§ **Aim of the exercise**
If a line in the entries below includes the string "icon", copy it out.

═════ Input for this task ═════

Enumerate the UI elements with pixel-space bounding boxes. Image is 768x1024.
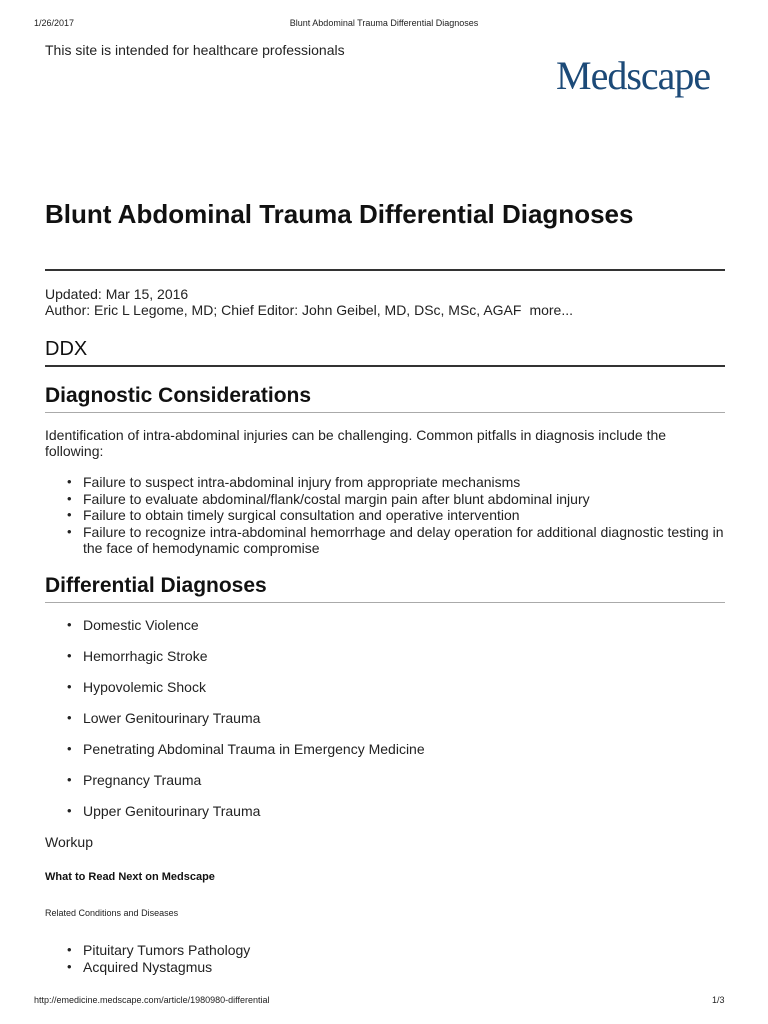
section-tab-ddx: DDX <box>45 338 88 360</box>
differential-link[interactable]: • Hypovolemic Shock <box>45 679 725 696</box>
pitfalls-list <box>45 474 725 557</box>
related-link[interactable]: • Pituitary Tumors Pathology <box>45 942 725 959</box>
differential-link[interactable]: • Domestic Violence <box>45 617 725 634</box>
related-conditions-heading: Related Conditions and Diseases <box>45 908 179 918</box>
ddx-divider <box>45 365 725 367</box>
print-date: 1/26/2017 <box>34 18 75 28</box>
related-list <box>45 942 725 975</box>
page-title: Blunt Abdominal Trauma Differential Diagnoses <box>45 199 634 229</box>
professional-notice: This site is intended for healthcare professionals <box>45 42 345 58</box>
medscape-logo[interactable] <box>556 54 710 98</box>
differential-divider <box>45 602 725 603</box>
print-title: Blunt Abdominal Trauma Differential Diagnoses <box>289 18 479 28</box>
diagnostic-considerations-heading: Diagnostic Considerations <box>45 384 312 407</box>
differential-diagnoses-heading: Differential Diagnoses <box>45 574 267 597</box>
list-item: • Failure to obtain timely surgical consultation and operative intervention <box>45 507 725 524</box>
workup-link[interactable]: Workup <box>45 834 93 850</box>
logo-part-scape: scape <box>626 53 711 98</box>
diagnostic-divider <box>45 412 725 413</box>
author-text: Author: Eric L Legome, MD; Chief Editor: John Geibel, MD, DSc, MSc, AGAF <box>45 302 522 318</box>
differential-link[interactable]: • Hemorrhagic Stroke <box>45 648 725 665</box>
author-line <box>45 302 573 318</box>
differential-link[interactable]: • Upper Genitourinary Trauma <box>45 803 725 820</box>
more-link[interactable]: more... <box>529 302 574 318</box>
list-item: • Failure to evaluate abdominal/flank/costal margin pain after blunt abdominal injury <box>45 491 725 508</box>
diagnostic-intro: Identification of intra-abdominal injuries can be challenging. Common pitfalls in diagnosis include the following: <box>45 427 667 459</box>
differential-link[interactable]: • Penetrating Abdominal Trauma in Emergency Medicine <box>45 741 725 758</box>
print-header <box>0 18 768 32</box>
differential-list <box>45 617 725 834</box>
updated-date: Updated: Mar 15, 2016 <box>45 286 189 302</box>
read-next-heading: What to Read Next on Medscape <box>45 871 215 883</box>
differential-link[interactable]: • Lower Genitourinary Trauma <box>45 710 725 727</box>
title-divider <box>45 269 725 271</box>
logo-part-med: Med <box>556 53 627 98</box>
print-footer-url: http://emedicine.medscape.com/article/1980980-differential <box>34 995 270 1005</box>
list-item: • Failure to recognize intra-abdominal hemorrhage and delay operation for additional diagnostic testing in the face of hemodynamic compromise <box>45 524 725 557</box>
print-footer-page: 1/3 <box>712 995 725 1005</box>
differential-link[interactable]: • Pregnancy Trauma <box>45 772 725 789</box>
list-item: • Failure to suspect intra-abdominal injury from appropriate mechanisms <box>45 474 725 491</box>
article-meta <box>45 286 573 318</box>
related-link[interactable]: • Acquired Nystagmus <box>45 959 725 976</box>
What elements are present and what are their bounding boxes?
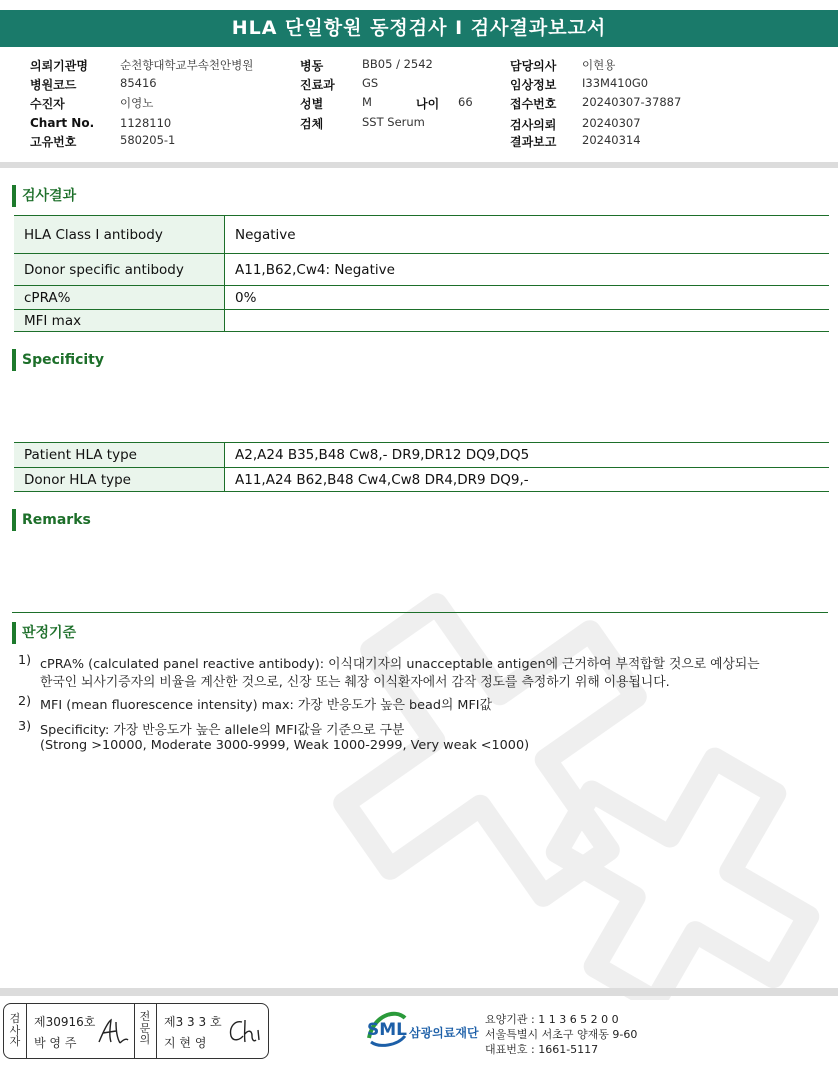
remarks-divider: [12, 612, 828, 613]
results-value: Negative: [225, 216, 830, 254]
results-row: [14, 310, 829, 332]
tester-name: 박 영 주: [34, 1036, 77, 1050]
header-field-value: BB05 / 2542: [362, 57, 433, 71]
hla-type-table: [14, 442, 829, 492]
section-remarks-heading: Remarks: [12, 509, 91, 531]
tester-cert-number: 제30916호: [34, 1015, 96, 1029]
header-field-label: 접수번호: [510, 97, 557, 111]
divider: [134, 1004, 135, 1058]
results-value: 0%: [225, 286, 830, 310]
header-field-value: 580205-1: [120, 133, 176, 147]
hla-value: A2,A24 B35,B48 Cw8,- DR9,DR12 DQ9,DQ5: [225, 443, 830, 468]
divider: [26, 1004, 27, 1058]
org-name: 삼광의료재단: [409, 1026, 479, 1040]
header-field-label: 의뢰기관명: [30, 59, 88, 73]
criteria-text: MFI (mean fluorescence intensity) max: 가장 반응도가 높은 bead의 MFI값: [40, 698, 492, 713]
age-label: 나이: [416, 97, 440, 111]
specialist-cert-number: 제3 3 3 호: [164, 1015, 222, 1029]
age-value: 66: [458, 95, 473, 109]
section-criteria-heading: 판정기준: [12, 622, 76, 644]
hla-key: Donor HLA type: [14, 468, 225, 492]
hla-key: Patient HLA type: [14, 443, 225, 468]
results-key: cPRA%: [14, 286, 225, 310]
header-field-label: Chart No.: [30, 116, 95, 130]
criteria-text: Specificity: 가장 반응도가 높은 allele의 MFI값을 기준으로 구분: [40, 723, 405, 738]
results-key: HLA Class I antibody: [14, 216, 225, 254]
criteria-number: 3): [18, 719, 32, 734]
criteria-number: 2): [18, 694, 32, 709]
criteria-number: 1): [18, 653, 32, 668]
hla-row: [14, 468, 829, 492]
header-field-value: 순천향대학교부속천안병원: [120, 58, 254, 72]
address: 서울특별시 서초구 양재동 9-60: [485, 1028, 638, 1041]
criteria-text: cPRA% (calculated panel reactive antibody): 이식대기자의 unacceptable antigen에 근거하여 부적합할 것으로 예상되는: [40, 657, 760, 672]
header-field-value: GS: [362, 76, 379, 90]
hla-row: [14, 443, 829, 468]
specialist-label: 전 문 의: [139, 1010, 151, 1046]
header-field-label: 진료과: [300, 78, 335, 92]
section-results-heading: 검사결과: [12, 185, 76, 207]
results-row: [14, 286, 829, 310]
results-row: [14, 216, 829, 254]
header-field-label: 검사의뢰: [510, 118, 557, 132]
header-field-label: 고유번호: [30, 135, 77, 149]
header-field-label: 결과보고: [510, 135, 557, 149]
header-field-label: 병동: [300, 59, 324, 73]
header-field-value: I33M410G0: [582, 76, 649, 90]
header-field-value: 20240314: [582, 133, 641, 147]
header-field-label: 임상정보: [510, 78, 557, 92]
hla-value: A11,A24 B62,B48 Cw4,Cw8 DR4,DR9 DQ9,-: [225, 468, 830, 492]
divider: [156, 1004, 157, 1058]
header-field-value: SST Serum: [362, 115, 425, 129]
results-key: Donor specific antibody: [14, 254, 225, 286]
institution-code: 요양기관 : 1 1 3 6 5 2 0 0: [485, 1013, 619, 1026]
sml-logo-text: SML: [367, 1020, 407, 1040]
tester-signature-icon: [96, 1016, 130, 1048]
header-field-value: 이영노: [120, 96, 154, 110]
criteria-text: (Strong >10000, Moderate 3000-9999, Weak 1000-2999, Very weak <1000): [40, 738, 530, 753]
header-field-value: 1128110: [120, 116, 172, 130]
criteria-text: 한국인 뇌사기증자의 비율을 계산한 것으로, 신장 또는 췌장 이식환자에서 감작 정도를 측정하기 위해 이용됩니다.: [40, 675, 670, 690]
results-table: [14, 215, 829, 332]
report-title: HLA 단일항원 동정검사 I 검사결과보고서: [0, 10, 838, 47]
results-key: MFI max: [14, 310, 225, 332]
header-field-label: 검체: [300, 117, 324, 131]
header-field-label: 담당의사: [510, 59, 557, 73]
tester-label: 검 사 자: [9, 1012, 21, 1048]
specialist-name: 지 현 영: [164, 1036, 207, 1050]
phone-number: 대표번호 : 1661-5117: [485, 1043, 599, 1056]
header-field-label: 수진자: [30, 97, 65, 111]
header-field-value: 20240307-37887: [582, 95, 682, 109]
header-field-value: 20240307: [582, 116, 641, 130]
header-field-label: 병원코드: [30, 78, 77, 92]
results-value: A11,B62,Cw4: Negative: [225, 254, 830, 286]
header-divider: [0, 162, 838, 168]
footer-divider: [0, 988, 838, 996]
signature-box: [3, 1003, 269, 1059]
header-field-label: 성별: [300, 97, 324, 111]
header-field-value: 85416: [120, 76, 157, 90]
header-field-value: M: [362, 95, 372, 109]
results-row: [14, 254, 829, 286]
specialist-signature-icon: [226, 1016, 262, 1046]
header-field-value: 이현용: [582, 58, 616, 72]
results-value: [225, 310, 830, 332]
watermark-cross-icon: [330, 560, 830, 1000]
section-specificity-heading: Specificity: [12, 349, 104, 371]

═════

§ **Solved exercise**
tester-signature-icon: [96, 1016, 130, 1048]
specialist-signature-icon: [226, 1016, 262, 1046]
watermark-cross-icon: [330, 560, 830, 1000]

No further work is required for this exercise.